» **What the exercise asks**:
Note each line that includes the word "date". Copy those lines.

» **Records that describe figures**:
====================

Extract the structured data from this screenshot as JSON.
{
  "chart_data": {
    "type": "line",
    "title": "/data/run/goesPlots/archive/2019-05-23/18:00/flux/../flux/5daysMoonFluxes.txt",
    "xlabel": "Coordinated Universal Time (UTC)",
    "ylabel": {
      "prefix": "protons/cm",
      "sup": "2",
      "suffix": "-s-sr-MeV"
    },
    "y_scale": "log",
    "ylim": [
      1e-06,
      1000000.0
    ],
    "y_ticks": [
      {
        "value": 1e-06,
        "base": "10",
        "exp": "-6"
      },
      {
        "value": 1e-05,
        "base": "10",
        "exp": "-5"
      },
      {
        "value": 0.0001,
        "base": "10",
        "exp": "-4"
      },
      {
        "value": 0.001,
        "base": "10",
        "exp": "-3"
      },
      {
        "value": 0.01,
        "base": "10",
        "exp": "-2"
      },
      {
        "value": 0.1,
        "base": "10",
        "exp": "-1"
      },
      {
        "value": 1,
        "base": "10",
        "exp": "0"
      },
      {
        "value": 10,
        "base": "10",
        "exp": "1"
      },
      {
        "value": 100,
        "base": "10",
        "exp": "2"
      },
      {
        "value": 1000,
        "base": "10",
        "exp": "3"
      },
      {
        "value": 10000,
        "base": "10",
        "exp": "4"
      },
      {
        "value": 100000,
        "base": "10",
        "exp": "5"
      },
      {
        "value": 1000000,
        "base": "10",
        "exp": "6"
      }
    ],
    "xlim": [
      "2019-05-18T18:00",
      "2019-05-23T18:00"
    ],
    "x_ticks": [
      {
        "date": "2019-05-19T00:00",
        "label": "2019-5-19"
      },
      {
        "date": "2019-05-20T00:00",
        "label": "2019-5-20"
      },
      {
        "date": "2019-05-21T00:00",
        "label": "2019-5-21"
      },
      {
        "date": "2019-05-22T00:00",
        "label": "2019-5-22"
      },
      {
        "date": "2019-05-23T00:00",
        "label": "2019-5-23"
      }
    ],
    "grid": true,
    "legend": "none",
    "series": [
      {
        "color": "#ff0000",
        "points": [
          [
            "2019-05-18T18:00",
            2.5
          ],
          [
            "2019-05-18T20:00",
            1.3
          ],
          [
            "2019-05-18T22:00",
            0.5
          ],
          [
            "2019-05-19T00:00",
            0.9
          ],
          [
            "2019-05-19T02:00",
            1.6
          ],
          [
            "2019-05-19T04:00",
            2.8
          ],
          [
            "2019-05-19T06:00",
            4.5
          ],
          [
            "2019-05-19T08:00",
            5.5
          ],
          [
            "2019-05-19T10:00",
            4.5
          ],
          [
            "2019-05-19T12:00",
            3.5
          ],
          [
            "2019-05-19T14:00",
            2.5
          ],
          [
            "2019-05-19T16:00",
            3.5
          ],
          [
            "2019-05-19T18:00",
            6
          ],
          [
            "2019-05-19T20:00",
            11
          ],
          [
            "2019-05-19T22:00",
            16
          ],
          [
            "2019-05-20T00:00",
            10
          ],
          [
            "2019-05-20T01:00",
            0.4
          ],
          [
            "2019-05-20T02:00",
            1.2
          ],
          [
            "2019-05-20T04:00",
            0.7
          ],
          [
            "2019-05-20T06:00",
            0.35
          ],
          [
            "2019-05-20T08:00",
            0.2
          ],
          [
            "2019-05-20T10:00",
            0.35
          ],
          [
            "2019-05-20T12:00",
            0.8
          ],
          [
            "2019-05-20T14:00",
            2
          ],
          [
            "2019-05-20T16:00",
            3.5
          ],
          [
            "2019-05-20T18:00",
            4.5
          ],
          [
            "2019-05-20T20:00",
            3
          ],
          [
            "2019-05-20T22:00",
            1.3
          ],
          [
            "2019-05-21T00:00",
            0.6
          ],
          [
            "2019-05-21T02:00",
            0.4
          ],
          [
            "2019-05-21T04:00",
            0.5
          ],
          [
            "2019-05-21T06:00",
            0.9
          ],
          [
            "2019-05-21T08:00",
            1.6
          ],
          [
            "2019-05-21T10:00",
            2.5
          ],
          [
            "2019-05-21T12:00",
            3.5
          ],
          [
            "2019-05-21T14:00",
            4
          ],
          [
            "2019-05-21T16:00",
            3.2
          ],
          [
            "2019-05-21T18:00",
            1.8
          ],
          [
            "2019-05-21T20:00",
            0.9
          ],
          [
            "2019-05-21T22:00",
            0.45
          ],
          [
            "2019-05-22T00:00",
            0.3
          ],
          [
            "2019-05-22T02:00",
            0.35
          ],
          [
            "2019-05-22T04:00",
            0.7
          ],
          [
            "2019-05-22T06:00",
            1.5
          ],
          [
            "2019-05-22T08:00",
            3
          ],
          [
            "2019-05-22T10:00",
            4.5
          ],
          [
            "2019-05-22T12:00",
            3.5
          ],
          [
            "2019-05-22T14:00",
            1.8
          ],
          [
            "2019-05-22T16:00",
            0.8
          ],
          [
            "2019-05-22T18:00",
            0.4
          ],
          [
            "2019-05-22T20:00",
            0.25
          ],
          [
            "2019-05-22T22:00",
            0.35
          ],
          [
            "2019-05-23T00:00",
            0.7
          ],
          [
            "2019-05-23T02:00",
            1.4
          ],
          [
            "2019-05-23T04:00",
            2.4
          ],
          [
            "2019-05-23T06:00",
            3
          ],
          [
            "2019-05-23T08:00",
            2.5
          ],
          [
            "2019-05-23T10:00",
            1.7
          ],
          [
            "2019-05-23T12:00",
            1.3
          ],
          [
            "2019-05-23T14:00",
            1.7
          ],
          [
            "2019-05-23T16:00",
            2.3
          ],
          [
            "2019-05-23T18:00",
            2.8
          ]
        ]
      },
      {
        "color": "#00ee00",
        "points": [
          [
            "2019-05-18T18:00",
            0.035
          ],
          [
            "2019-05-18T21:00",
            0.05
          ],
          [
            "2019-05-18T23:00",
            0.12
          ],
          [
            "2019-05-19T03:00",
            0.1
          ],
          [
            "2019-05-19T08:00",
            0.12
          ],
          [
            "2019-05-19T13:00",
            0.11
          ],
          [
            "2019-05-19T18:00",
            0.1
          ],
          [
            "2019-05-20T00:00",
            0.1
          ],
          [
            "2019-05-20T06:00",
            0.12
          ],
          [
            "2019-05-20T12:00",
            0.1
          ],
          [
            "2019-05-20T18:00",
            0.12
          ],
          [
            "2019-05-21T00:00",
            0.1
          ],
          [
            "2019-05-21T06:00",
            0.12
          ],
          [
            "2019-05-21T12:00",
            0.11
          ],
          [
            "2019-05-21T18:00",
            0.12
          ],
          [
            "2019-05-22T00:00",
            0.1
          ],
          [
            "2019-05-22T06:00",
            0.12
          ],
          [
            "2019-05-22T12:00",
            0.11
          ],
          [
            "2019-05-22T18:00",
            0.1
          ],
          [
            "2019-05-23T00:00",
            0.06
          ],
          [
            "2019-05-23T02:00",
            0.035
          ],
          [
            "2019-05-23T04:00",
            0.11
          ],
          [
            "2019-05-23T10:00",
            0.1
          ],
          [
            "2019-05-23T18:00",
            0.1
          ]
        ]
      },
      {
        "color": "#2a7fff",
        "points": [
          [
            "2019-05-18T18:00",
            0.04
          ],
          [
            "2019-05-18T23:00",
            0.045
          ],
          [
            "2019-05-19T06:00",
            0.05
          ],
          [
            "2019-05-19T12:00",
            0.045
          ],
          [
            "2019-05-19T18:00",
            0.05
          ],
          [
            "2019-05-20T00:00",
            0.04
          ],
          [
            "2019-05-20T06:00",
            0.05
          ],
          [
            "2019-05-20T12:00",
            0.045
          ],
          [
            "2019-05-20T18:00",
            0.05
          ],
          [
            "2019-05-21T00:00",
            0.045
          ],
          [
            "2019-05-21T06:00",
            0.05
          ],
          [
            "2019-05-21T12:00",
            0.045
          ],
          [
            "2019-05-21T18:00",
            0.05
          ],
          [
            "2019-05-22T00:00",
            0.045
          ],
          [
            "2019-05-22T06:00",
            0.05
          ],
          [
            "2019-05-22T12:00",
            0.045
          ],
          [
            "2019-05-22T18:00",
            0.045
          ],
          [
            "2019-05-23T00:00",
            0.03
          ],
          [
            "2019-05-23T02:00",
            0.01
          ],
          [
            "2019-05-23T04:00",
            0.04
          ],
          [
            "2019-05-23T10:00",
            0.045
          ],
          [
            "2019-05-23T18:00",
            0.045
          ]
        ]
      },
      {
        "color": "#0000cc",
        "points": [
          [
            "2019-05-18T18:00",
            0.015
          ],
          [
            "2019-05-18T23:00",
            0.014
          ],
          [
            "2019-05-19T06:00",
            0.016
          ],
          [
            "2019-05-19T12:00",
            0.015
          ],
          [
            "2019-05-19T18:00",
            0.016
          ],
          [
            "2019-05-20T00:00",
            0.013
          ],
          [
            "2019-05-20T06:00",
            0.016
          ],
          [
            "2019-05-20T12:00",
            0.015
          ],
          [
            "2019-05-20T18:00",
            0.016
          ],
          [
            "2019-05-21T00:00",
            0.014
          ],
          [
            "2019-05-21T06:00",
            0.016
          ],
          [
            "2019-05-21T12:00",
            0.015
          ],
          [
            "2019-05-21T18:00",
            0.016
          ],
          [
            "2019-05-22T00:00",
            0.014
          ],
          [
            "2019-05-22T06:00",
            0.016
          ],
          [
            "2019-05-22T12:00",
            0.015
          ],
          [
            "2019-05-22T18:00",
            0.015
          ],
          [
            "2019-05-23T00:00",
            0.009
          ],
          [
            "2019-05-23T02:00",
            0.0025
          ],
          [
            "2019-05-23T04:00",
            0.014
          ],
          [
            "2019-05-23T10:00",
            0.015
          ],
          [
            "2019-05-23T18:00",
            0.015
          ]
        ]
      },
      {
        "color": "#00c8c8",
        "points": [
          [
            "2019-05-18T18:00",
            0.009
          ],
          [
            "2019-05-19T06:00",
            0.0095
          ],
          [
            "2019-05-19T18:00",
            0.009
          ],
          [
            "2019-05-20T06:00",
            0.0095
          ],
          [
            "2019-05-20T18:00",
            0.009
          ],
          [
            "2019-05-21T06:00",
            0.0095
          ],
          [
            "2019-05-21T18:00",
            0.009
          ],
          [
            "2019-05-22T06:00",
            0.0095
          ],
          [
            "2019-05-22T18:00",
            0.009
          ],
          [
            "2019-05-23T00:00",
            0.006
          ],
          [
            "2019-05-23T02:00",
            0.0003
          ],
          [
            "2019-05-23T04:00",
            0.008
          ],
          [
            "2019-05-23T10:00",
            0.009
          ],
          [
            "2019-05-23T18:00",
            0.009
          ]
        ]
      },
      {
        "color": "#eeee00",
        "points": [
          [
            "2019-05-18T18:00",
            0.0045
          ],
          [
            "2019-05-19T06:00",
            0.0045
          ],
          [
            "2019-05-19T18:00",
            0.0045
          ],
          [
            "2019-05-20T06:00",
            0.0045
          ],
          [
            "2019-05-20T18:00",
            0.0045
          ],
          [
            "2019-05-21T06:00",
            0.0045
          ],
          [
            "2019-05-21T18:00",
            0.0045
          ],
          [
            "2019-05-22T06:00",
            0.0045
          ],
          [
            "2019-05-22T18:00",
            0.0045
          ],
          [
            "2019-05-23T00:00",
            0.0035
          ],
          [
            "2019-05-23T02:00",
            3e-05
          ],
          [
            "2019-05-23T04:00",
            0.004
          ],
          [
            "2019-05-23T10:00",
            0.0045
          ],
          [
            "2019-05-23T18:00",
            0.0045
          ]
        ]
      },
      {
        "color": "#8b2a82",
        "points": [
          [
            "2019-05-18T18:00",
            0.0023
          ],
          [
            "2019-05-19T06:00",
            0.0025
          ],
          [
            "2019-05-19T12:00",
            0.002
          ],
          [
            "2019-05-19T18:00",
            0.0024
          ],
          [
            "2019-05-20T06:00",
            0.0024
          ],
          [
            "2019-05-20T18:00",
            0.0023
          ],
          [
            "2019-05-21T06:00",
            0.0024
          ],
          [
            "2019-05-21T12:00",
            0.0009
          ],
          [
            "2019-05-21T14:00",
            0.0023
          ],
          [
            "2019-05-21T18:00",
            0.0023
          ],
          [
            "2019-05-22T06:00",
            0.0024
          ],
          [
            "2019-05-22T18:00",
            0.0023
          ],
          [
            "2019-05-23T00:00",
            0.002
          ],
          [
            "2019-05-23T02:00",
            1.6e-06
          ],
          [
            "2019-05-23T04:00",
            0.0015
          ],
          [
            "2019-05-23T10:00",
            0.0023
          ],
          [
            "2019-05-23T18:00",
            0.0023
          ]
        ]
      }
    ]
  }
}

====================

» **Output below**:
        "date": "2019-05-19T00:00",
        "date": "2019-05-20T00:00",
        "date": "2019-05-21T00:00",
        "date": "2019-05-22T00:00",
        "date": "2019-05-23T00:00",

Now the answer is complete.